• _WRITTEN EXERCISE_
Copy each line below exactly and leave the pictures out.

------------------------

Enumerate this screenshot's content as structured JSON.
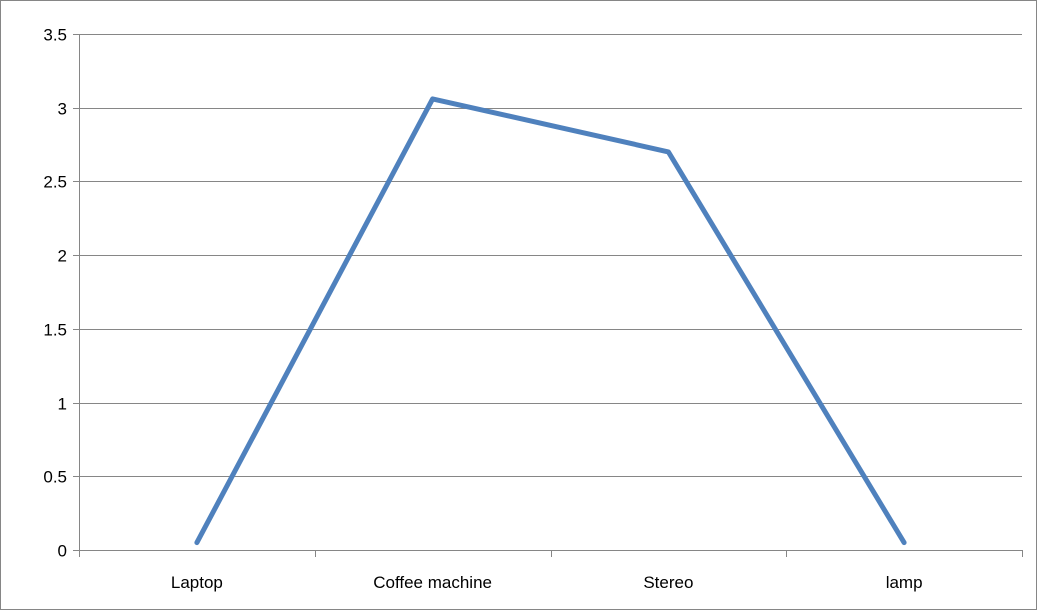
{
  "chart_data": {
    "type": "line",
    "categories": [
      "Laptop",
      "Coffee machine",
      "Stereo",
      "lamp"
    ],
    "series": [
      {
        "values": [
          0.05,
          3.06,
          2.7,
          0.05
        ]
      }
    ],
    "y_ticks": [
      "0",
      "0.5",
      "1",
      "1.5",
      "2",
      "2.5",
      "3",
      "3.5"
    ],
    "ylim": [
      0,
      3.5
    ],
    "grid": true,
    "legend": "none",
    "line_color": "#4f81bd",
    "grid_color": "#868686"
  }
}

------------------------

• _RESPONSE FOR THIS EXERCISE_
Enumerate this screenshot's content as structured JSON.
{
  "chart_data": {
    "type": "line",
    "categories": [
      "Laptop",
      "Coffee machine",
      "Stereo",
      "lamp"
    ],
    "series": [
      {
        "values": [
          0.05,
          3.06,
          2.7,
          0.05
        ]
      }
    ],
    "y_ticks": [
      "0",
      "0.5",
      "1",
      "1.5",
      "2",
      "2.5",
      "3",
      "3.5"
    ],
    "ylim": [
      0,
      3.5
    ],
    "grid": true,
    "legend": "none",
    "line_color": "#4f81bd",
    "grid_color": "#868686"
  }
}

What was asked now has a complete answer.